(Your task):
In the software reviews below, which special effects does Kodak Easy Share 2.1 offer that Album and Picasa do not?

Cons: Sheer variety of features and cluttered interface can be overwhelming.
Launching is slow. Limited and slow image-editing features.
More info: http://www.adobe.com/products/photoshopalbum/main.html .
—LIFESCAPE SOLUTIONS’ PICASA 1.5.1
Price: $30 (15-day trial version free)
Pros: Simple, attractive user interface. Good set of basic organizing and sharing options. Fast. Inexpensive.
Cons: Minimal image-editing capabilities. No support for burning CDs or DVDs. Keyword feature is not as convenient or consistent as Album’s tags, and other annotation features work only on whole albums, not individual photos. Most features more limited than Album’s.
More info: http://www.picasa.net .
—KODAK EASY SHARE 2.1
Pros: Provides basic organizing tools at a price that can’t be beat. Simple, consistent user interface. Supports non-Kodak cameras and online printing services. Includes some special effects, such as sepia toning and “coloring book” transformation, not available in Album or Picasa.
Cons: Importing photos already on hard drive is cumbersome. Keyword system cumbersome. Sharing options limited to printing, e-mail, simple slide shows and wallpaper. No support for CD or DVD burning, books, cards, HTML or .pdf export, etc.
More info: http://www.kodak.com/global/en/digital/easyShare/software/software.jhtml .
—ACD SYSTEMS’ ACDSEE
Price: $50 (free 15-day trial version can be extended to 45 days)
Pros: Speedy even with large numbers of files. Numerous categorization, annotation, search, sort and export options. Works with bundled image editor. Batch-mode options apply same effects to multiple images. Numerous keyboard shortcuts.
Cons: Cluttered, confusing user interface and wealth of options mean major investment of time and effort to take advantage of application’s power. No support for burning CDs.
More info: http://www.acdsystems.com/English/Products/ACDSee/index.htm .
—ULEAD PHOTO EXPLORER
Price: $30 (30-day trial version free)

(Supplied material):
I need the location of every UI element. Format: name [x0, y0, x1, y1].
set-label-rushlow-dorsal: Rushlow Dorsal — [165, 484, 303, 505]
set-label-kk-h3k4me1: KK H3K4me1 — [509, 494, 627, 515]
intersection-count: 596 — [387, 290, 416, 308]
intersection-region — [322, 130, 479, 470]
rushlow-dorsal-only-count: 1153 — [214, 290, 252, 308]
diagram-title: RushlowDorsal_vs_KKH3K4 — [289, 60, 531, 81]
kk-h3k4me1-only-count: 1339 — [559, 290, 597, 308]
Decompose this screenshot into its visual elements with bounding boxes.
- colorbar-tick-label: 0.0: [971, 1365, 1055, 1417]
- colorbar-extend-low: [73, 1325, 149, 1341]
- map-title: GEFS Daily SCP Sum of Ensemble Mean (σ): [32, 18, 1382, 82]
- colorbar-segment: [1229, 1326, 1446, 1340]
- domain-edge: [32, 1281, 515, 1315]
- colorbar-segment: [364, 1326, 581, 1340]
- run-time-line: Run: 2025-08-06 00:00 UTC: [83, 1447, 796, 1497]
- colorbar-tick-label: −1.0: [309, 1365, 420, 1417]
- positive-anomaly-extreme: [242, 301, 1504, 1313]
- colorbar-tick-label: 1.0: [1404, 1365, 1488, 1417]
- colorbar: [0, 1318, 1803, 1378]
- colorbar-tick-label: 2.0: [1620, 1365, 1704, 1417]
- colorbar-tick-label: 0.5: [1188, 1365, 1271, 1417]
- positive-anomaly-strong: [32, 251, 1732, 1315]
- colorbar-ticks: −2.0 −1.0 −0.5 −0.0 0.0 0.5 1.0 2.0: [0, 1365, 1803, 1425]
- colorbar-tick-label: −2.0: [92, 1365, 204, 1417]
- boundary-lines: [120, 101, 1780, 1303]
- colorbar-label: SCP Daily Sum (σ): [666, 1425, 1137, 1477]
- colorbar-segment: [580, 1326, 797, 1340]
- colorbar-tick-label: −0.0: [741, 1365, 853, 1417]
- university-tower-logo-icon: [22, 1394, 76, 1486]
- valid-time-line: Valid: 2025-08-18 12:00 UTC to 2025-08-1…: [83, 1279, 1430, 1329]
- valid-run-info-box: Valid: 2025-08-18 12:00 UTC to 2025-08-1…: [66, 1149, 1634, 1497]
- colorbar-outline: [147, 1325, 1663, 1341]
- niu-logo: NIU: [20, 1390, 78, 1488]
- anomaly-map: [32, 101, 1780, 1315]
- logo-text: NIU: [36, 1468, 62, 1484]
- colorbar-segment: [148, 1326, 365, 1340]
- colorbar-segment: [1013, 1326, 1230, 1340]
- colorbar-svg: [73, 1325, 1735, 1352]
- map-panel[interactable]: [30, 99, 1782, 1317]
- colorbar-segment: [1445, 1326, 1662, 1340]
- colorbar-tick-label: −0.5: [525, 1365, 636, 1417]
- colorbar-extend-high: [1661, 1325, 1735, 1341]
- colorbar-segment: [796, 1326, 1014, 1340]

(Completed task):
Sepia toning and "coloring book" transformation.